Quote every one of the entries below verbatim, line by line, from the first to the last.

— START OF SUPPLIED RECORDS —

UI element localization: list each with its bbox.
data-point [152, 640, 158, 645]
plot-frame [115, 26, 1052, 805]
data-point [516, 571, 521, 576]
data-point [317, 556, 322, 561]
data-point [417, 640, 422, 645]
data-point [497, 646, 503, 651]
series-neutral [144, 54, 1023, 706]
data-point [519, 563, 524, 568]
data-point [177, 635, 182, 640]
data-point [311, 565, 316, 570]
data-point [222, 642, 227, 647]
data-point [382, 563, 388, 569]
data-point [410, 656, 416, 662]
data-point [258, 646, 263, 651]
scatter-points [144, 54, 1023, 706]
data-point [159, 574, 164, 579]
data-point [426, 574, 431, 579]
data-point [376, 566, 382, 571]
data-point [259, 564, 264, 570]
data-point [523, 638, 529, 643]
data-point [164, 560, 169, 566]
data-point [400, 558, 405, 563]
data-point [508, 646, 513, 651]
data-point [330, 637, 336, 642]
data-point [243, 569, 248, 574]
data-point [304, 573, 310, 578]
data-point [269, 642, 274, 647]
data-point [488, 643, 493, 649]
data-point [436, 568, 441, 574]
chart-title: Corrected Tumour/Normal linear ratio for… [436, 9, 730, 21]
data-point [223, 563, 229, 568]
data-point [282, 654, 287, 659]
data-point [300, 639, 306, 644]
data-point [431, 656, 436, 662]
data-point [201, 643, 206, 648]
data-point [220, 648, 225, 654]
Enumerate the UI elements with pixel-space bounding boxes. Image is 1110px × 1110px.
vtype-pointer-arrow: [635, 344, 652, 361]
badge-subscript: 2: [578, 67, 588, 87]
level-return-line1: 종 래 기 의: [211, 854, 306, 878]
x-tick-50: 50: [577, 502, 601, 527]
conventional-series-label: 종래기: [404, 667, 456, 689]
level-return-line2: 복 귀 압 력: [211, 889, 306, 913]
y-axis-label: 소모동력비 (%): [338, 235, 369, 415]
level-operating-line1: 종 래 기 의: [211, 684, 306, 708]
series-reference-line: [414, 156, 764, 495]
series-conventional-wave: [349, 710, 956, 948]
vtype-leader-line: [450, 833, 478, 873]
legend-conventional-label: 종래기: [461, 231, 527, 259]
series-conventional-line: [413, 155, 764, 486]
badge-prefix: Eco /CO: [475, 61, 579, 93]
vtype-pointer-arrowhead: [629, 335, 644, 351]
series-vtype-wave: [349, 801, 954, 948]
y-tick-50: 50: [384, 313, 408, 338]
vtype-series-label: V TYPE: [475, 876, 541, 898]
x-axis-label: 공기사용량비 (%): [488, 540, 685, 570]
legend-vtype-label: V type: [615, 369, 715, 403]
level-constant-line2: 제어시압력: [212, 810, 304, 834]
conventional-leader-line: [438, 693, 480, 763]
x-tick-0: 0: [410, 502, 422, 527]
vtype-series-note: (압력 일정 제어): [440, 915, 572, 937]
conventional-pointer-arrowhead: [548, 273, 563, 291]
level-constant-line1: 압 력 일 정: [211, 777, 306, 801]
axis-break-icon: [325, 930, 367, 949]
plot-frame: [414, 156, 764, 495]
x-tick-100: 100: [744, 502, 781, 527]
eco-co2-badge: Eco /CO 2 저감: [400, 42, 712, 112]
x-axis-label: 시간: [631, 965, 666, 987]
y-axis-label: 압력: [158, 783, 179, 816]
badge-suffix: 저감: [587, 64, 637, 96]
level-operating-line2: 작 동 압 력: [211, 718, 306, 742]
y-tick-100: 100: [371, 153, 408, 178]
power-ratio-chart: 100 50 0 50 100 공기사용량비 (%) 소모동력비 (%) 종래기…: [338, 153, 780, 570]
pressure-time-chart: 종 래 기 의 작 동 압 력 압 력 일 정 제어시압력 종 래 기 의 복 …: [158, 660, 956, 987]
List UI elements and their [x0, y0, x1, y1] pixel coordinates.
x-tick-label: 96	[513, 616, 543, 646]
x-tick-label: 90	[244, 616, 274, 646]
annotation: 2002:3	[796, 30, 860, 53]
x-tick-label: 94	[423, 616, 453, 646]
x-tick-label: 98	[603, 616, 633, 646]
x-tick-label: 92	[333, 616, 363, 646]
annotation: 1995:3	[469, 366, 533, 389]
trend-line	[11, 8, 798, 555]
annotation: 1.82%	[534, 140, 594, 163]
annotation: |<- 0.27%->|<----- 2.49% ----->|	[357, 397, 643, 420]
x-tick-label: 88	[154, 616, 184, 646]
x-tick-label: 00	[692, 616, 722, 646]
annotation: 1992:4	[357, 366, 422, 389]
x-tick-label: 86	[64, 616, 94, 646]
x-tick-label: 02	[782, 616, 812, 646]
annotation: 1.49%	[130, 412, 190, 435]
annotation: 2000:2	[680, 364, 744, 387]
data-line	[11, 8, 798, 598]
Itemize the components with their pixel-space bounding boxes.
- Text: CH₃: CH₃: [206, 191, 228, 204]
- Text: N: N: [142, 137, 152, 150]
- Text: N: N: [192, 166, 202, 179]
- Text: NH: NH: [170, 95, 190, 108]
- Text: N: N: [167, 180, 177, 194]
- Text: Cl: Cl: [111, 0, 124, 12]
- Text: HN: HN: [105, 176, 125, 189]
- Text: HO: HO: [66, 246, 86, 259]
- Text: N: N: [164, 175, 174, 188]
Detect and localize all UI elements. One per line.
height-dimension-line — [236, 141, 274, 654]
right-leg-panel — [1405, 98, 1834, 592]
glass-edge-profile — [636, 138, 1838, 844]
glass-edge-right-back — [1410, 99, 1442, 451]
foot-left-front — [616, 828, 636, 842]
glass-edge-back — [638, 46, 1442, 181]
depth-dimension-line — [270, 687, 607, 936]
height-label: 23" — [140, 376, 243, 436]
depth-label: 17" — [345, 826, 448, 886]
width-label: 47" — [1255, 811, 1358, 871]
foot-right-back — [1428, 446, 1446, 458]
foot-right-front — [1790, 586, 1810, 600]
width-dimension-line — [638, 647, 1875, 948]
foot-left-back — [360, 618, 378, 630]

— END OF SUPPLIED RECORDS —

_FINISHED TASK_
UI element localization: list each with its bbox.
data-point [152, 640, 158, 645]
plot-frame [115, 26, 1052, 805]
data-point [516, 571, 521, 576]
data-point [317, 556, 322, 561]
data-point [417, 640, 422, 645]
data-point [497, 646, 503, 651]
series-neutral [144, 54, 1023, 706]
data-point [519, 563, 524, 568]
data-point [177, 635, 182, 640]
data-point [311, 565, 316, 570]
data-point [222, 642, 227, 647]
data-point [382, 563, 388, 569]
data-point [410, 656, 416, 662]
data-point [258, 646, 263, 651]
scatter-points [144, 54, 1023, 706]
data-point [159, 574, 164, 579]
data-point [426, 574, 431, 579]
data-point [376, 566, 382, 571]
data-point [259, 564, 264, 570]
data-point [523, 638, 529, 643]
data-point [164, 560, 169, 566]
data-point [400, 558, 405, 563]
data-point [508, 646, 513, 651]
data-point [330, 637, 336, 642]
data-point [243, 569, 248, 574]
data-point [304, 573, 310, 578]
data-point [269, 642, 274, 647]
data-point [488, 643, 493, 649]
data-point [436, 568, 441, 574]
chart-title: Corrected Tumour/Normal linear ratio for… [436, 9, 730, 21]
data-point [223, 563, 229, 568]
data-point [282, 654, 287, 659]
data-point [300, 639, 306, 644]
data-point [431, 656, 436, 662]
data-point [201, 643, 206, 648]
data-point [220, 648, 225, 654]
Enumerate the UI elements with pixel-space bounding boxes. Image is 1110px × 1110px.
vtype-pointer-arrow: [635, 344, 652, 361]
badge-subscript: 2: [578, 67, 588, 87]
level-return-line1: 종 래 기 의: [211, 854, 306, 878]
x-tick-50: 50: [577, 502, 601, 527]
conventional-series-label: 종래기: [404, 667, 456, 689]
level-return-line2: 복 귀 압 력: [211, 889, 306, 913]
y-axis-label: 소모동력비 (%): [338, 235, 369, 415]
level-operating-line1: 종 래 기 의: [211, 684, 306, 708]
series-reference-line: [414, 156, 764, 495]
series-conventional-wave: [349, 710, 956, 948]
vtype-leader-line: [450, 833, 478, 873]
legend-conventional-label: 종래기: [461, 231, 527, 259]
series-conventional-line: [413, 155, 764, 486]
badge-prefix: Eco /CO: [475, 61, 579, 93]
vtype-pointer-arrowhead: [629, 335, 644, 351]
series-vtype-wave: [349, 801, 954, 948]
y-tick-50: 50: [384, 313, 408, 338]
vtype-series-label: V TYPE: [475, 876, 541, 898]
x-axis-label: 공기사용량비 (%): [488, 540, 685, 570]
legend-vtype-label: V type: [615, 369, 715, 403]
level-constant-line2: 제어시압력: [212, 810, 304, 834]
conventional-leader-line: [438, 693, 480, 763]
x-tick-0: 0: [410, 502, 422, 527]
vtype-series-note: (압력 일정 제어): [440, 915, 572, 937]
conventional-pointer-arrowhead: [548, 273, 563, 291]
level-constant-line1: 압 력 일 정: [211, 777, 306, 801]
axis-break-icon: [325, 930, 367, 949]
plot-frame: [414, 156, 764, 495]
x-tick-100: 100: [744, 502, 781, 527]
eco-co2-badge: Eco /CO 2 저감: [400, 42, 712, 112]
x-axis-label: 시간: [631, 965, 666, 987]
y-axis-label: 압력: [158, 783, 179, 816]
badge-suffix: 저감: [587, 64, 637, 96]
level-operating-line2: 작 동 압 력: [211, 718, 306, 742]
y-tick-100: 100: [371, 153, 408, 178]
power-ratio-chart: 100 50 0 50 100 공기사용량비 (%) 소모동력비 (%) 종래기…: [338, 153, 780, 570]
pressure-time-chart: 종 래 기 의 작 동 압 력 압 력 일 정 제어시압력 종 래 기 의 복 …: [158, 660, 956, 987]
List UI elements and their [x0, y0, x1, y1] pixel coordinates.
x-tick-label: 96	[513, 616, 543, 646]
x-tick-label: 90	[244, 616, 274, 646]
annotation: 2002:3	[796, 30, 860, 53]
x-tick-label: 94	[423, 616, 453, 646]
x-tick-label: 98	[603, 616, 633, 646]
x-tick-label: 92	[333, 616, 363, 646]
annotation: 1995:3	[469, 366, 533, 389]
trend-line	[11, 8, 798, 555]
annotation: 1.82%	[534, 140, 594, 163]
annotation: |<- 0.27%->|<----- 2.49% ----->|	[357, 397, 643, 420]
x-tick-label: 88	[154, 616, 184, 646]
x-tick-label: 00	[692, 616, 722, 646]
annotation: 1992:4	[357, 366, 422, 389]
x-tick-label: 86	[64, 616, 94, 646]
x-tick-label: 02	[782, 616, 812, 646]
annotation: 1.49%	[130, 412, 190, 435]
annotation: 2000:2	[680, 364, 744, 387]
data-line	[11, 8, 798, 598]
Itemize the components with their pixel-space bounding boxes.
- Text: CH₃: CH₃: [206, 191, 228, 204]
- Text: N: N: [142, 137, 152, 150]
- Text: N: N: [192, 166, 202, 179]
- Text: NH: NH: [170, 95, 190, 108]
- Text: N: N: [167, 180, 177, 194]
- Text: Cl: Cl: [111, 0, 124, 12]
- Text: HN: HN: [105, 176, 125, 189]
- Text: HO: HO: [66, 246, 86, 259]
- Text: N: N: [164, 175, 174, 188]
Detect and localize all UI elements. One per line.
height-dimension-line — [236, 141, 274, 654]
right-leg-panel — [1405, 98, 1834, 592]
glass-edge-profile — [636, 138, 1838, 844]
glass-edge-right-back — [1410, 99, 1442, 451]
foot-left-front — [616, 828, 636, 842]
glass-edge-back — [638, 46, 1442, 181]
depth-dimension-line — [270, 687, 607, 936]
height-label: 23" — [140, 376, 243, 436]
depth-label: 17" — [345, 826, 448, 886]
width-label: 47" — [1255, 811, 1358, 871]
foot-right-back — [1428, 446, 1446, 458]
foot-right-front — [1790, 586, 1810, 600]
width-dimension-line — [638, 647, 1875, 948]
foot-left-back — [360, 618, 378, 630]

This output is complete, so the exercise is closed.